____ Material for this task
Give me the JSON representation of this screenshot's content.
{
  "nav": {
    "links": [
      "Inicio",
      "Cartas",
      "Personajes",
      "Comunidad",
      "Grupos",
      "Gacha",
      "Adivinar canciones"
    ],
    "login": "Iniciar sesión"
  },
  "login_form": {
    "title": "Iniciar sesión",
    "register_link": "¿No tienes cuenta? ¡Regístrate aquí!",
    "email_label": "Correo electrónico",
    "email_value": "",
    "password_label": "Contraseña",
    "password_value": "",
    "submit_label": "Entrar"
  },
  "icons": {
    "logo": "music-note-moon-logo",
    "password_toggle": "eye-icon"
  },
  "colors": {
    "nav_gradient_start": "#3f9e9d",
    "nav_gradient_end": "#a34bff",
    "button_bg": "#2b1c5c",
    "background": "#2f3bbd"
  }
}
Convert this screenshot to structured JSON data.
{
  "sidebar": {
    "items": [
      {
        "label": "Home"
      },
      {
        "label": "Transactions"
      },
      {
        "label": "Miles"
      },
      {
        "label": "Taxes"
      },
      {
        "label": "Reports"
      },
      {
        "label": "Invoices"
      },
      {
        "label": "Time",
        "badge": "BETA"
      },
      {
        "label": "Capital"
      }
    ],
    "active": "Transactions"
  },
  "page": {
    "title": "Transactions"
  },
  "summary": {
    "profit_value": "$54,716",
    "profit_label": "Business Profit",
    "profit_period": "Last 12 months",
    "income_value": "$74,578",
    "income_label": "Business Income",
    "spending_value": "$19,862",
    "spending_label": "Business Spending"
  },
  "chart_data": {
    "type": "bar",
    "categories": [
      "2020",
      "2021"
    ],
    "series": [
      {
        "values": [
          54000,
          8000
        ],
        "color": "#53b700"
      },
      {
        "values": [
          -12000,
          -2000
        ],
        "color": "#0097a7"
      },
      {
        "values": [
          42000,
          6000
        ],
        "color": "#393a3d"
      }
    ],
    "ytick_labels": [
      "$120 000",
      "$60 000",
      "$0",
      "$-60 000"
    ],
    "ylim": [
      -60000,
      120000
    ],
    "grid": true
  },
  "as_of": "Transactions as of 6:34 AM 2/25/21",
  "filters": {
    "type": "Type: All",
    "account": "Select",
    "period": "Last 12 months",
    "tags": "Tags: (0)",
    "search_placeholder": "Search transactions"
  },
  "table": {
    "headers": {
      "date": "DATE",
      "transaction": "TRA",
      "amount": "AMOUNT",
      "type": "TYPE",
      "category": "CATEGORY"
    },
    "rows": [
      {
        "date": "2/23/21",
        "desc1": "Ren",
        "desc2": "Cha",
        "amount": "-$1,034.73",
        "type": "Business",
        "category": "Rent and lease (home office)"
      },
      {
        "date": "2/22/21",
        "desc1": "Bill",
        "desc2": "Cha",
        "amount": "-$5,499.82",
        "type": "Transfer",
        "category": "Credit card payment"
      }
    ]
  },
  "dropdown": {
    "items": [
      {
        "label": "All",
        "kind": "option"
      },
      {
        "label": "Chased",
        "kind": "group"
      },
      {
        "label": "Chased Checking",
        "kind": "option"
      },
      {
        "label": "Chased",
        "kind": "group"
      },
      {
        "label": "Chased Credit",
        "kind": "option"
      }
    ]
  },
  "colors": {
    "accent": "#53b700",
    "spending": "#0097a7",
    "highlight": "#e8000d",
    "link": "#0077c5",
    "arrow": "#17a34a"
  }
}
________
* **The task**: Which lines above contain the word "Chased"? Copy each of them.

* **The output**:
        "label": "Chased",
        "label": "Chased Checking",
        "label": "Chased",
        "label": "Chased Credit",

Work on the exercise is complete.